* [TASK PROMPT]
Locate the lines where "特定建設作業に関する次の記述のうち" occurs and copy them as they stand.

* [SOURCE DATA]
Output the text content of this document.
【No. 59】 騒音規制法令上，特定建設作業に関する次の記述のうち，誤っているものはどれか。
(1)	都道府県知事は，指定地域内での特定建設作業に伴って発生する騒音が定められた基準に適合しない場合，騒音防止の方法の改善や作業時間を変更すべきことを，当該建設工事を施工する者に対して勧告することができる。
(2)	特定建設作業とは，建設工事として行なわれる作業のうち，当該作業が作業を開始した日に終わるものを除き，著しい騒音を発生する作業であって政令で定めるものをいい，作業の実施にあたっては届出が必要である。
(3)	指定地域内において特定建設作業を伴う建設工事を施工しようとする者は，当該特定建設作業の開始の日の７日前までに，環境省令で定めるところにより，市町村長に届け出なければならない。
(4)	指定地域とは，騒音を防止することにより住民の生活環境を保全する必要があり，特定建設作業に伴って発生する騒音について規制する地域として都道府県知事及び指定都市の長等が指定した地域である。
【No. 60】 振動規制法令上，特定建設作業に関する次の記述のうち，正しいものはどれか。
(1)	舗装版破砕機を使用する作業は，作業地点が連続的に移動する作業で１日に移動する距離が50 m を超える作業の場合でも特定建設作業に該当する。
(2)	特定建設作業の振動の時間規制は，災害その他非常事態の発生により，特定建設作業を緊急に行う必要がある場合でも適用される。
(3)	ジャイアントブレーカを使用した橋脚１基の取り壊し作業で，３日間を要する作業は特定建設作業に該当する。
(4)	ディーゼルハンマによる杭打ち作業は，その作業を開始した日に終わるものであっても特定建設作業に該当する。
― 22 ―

* [RESULT OF THE TASK]
【No. 59】 騒音規制法令上，特定建設作業に関する次の記述のうち，誤っているものはどれか。
【No. 60】 振動規制法令上，特定建設作業に関する次の記述のうち，正しいものはどれか。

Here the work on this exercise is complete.